(Collected data entries)
:::

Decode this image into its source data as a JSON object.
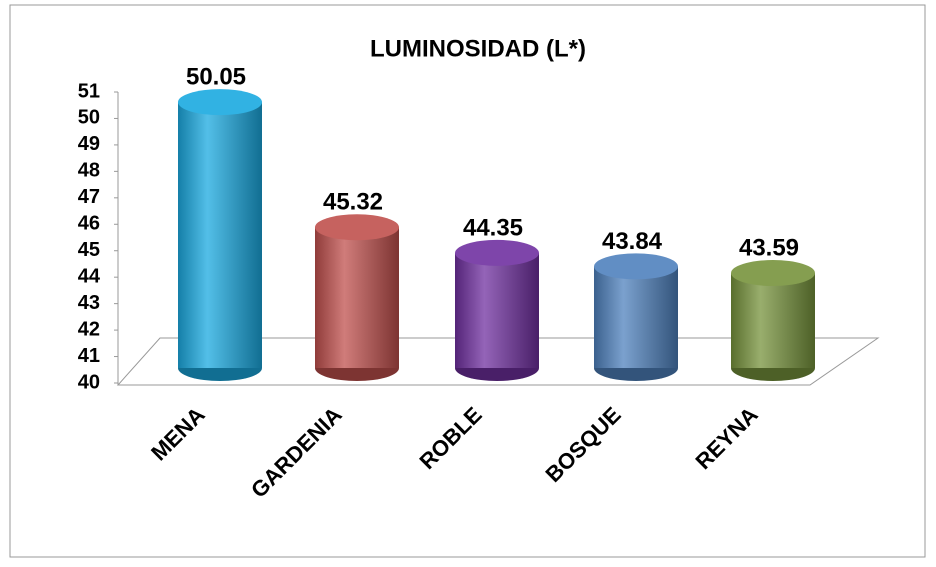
{
  "chart_data": {
    "type": "bar",
    "title": "LUMINOSIDAD (L*)",
    "categories": [
      "MENA",
      "GARDENIA",
      "ROBLE",
      "BOSQUE",
      "REYNA"
    ],
    "series": [
      {
        "name": "L*",
        "colors": [
          "#1aa9e0",
          "#c0504d",
          "#7030a0",
          "#4f81bd",
          "#77933c"
        ],
        "values": [
          50.05,
          45.32,
          44.35,
          43.84,
          43.59
        ]
      }
    ],
    "ylim": [
      40,
      51
    ],
    "yticks": [
      40,
      41,
      42,
      43,
      44,
      45,
      46,
      47,
      48,
      49,
      50,
      51
    ],
    "grid": false
  }
}
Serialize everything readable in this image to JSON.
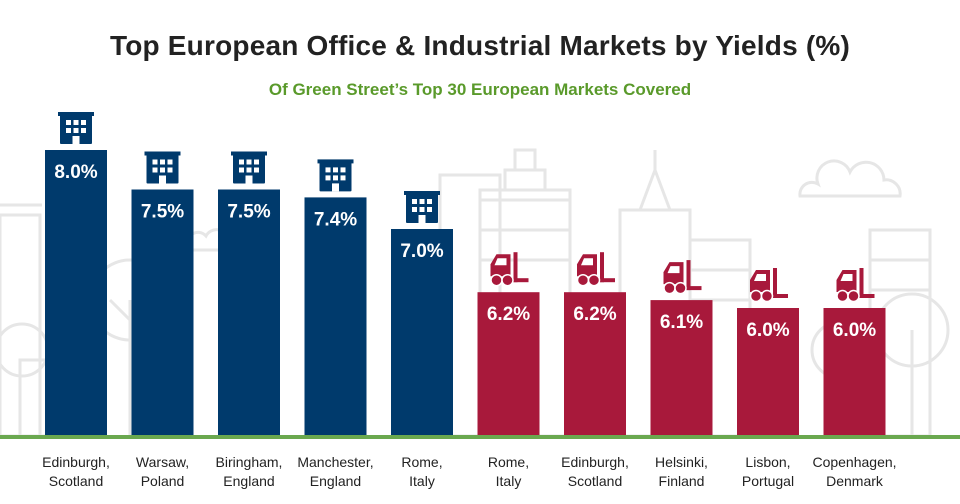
{
  "title": "Top European Office & Industrial Markets by Yields (%)",
  "subtitle": "Of Green Street’s Top 30 European Markets Covered",
  "colors": {
    "office": "#003a6c",
    "industrial": "#a8193b",
    "title": "#222222",
    "subtitle": "#5a9a2b",
    "baseline": "#6aa84f",
    "background_art": "#e4e4e4"
  },
  "chart_data": {
    "type": "bar",
    "title": "Top European Office & Industrial Markets by Yields (%)",
    "subtitle": "Of Green Street’s Top 30 European Markets Covered",
    "xlabel": "",
    "ylabel": "",
    "grid": false,
    "categories": [
      [
        "Edinburgh,",
        "Scotland"
      ],
      [
        "Warsaw,",
        "Poland"
      ],
      [
        "Biringham,",
        "England"
      ],
      [
        "Manchester,",
        "England"
      ],
      [
        "Rome,",
        "Italy"
      ],
      [
        "Rome,",
        "Italy"
      ],
      [
        "Edinburgh,",
        "Scotland"
      ],
      [
        "Helsinki,",
        "Finland"
      ],
      [
        "Lisbon,",
        "Portugal"
      ],
      [
        "Copenhagen,",
        "Denmark"
      ]
    ],
    "values": [
      8.0,
      7.5,
      7.5,
      7.4,
      7.0,
      6.2,
      6.2,
      6.1,
      6.0,
      6.0
    ],
    "labels": [
      "8.0%",
      "7.5%",
      "7.5%",
      "7.4%",
      "7.0%",
      "6.2%",
      "6.2%",
      "6.1%",
      "6.0%",
      "6.0%"
    ],
    "groups": [
      "office",
      "office",
      "office",
      "office",
      "office",
      "industrial",
      "industrial",
      "industrial",
      "industrial",
      "industrial"
    ],
    "icons": [
      "building-icon",
      "building-icon",
      "building-icon",
      "building-icon",
      "building-icon",
      "forklift-icon",
      "forklift-icon",
      "forklift-icon",
      "forklift-icon",
      "forklift-icon"
    ]
  }
}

:::

• _EXERCISE OBJECTIVE_
Write out the data precisely as given, excluding the pictures.

• _OUTPUT_
Decode this image into its source data as a JSON object.
{
  "chart_data": {
    "type": "bar",
    "title": "LUMINOSIDAD (L*)",
    "categories": [
      "MENA",
      "GARDENIA",
      "ROBLE",
      "BOSQUE",
      "REYNA"
    ],
    "series": [
      {
        "name": "L*",
        "colors": [
          "#1aa9e0",
          "#c0504d",
          "#7030a0",
          "#4f81bd",
          "#77933c"
        ],
        "values": [
          50.05,
          45.32,
          44.35,
          43.84,
          43.59
        ]
      }
    ],
    "ylim": [
      40,
      51
    ],
    "yticks": [
      40,
      41,
      42,
      43,
      44,
      45,
      46,
      47,
      48,
      49,
      50,
      51
    ],
    "grid": false
  }
}
Serialize everything readable in this image to JSON.
{
  "title": "Top European Office & Industrial Markets by Yields (%)",
  "subtitle": "Of Green Street’s Top 30 European Markets Covered",
  "colors": {
    "office": "#003a6c",
    "industrial": "#a8193b",
    "title": "#222222",
    "subtitle": "#5a9a2b",
    "baseline": "#6aa84f",
    "background_art": "#e4e4e4"
  },
  "chart_data": {
    "type": "bar",
    "title": "Top European Office & Industrial Markets by Yields (%)",
    "subtitle": "Of Green Street’s Top 30 European Markets Covered",
    "xlabel": "",
    "ylabel": "",
    "grid": false,
    "categories": [
      [
        "Edinburgh,",
        "Scotland"
      ],
      [
        "Warsaw,",
        "Poland"
      ],
      [
        "Biringham,",
        "England"
      ],
      [
        "Manchester,",
        "England"
      ],
      [
        "Rome,",
        "Italy"
      ],
      [
        "Rome,",
        "Italy"
      ],
      [
        "Edinburgh,",
        "Scotland"
      ],
      [
        "Helsinki,",
        "Finland"
      ],
      [
        "Lisbon,",
        "Portugal"
      ],
      [
        "Copenhagen,",
        "Denmark"
      ]
    ],
    "values": [
      8.0,
      7.5,
      7.5,
      7.4,
      7.0,
      6.2,
      6.2,
      6.1,
      6.0,
      6.0
    ],
    "labels": [
      "8.0%",
      "7.5%",
      "7.5%",
      "7.4%",
      "7.0%",
      "6.2%",
      "6.2%",
      "6.1%",
      "6.0%",
      "6.0%"
    ],
    "groups": [
      "office",
      "office",
      "office",
      "office",
      "office",
      "industrial",
      "industrial",
      "industrial",
      "industrial",
      "industrial"
    ],
    "icons": [
      "building-icon",
      "building-icon",
      "building-icon",
      "building-icon",
      "building-icon",
      "forklift-icon",
      "forklift-icon",
      "forklift-icon",
      "forklift-icon",
      "forklift-icon"
    ]
  }
}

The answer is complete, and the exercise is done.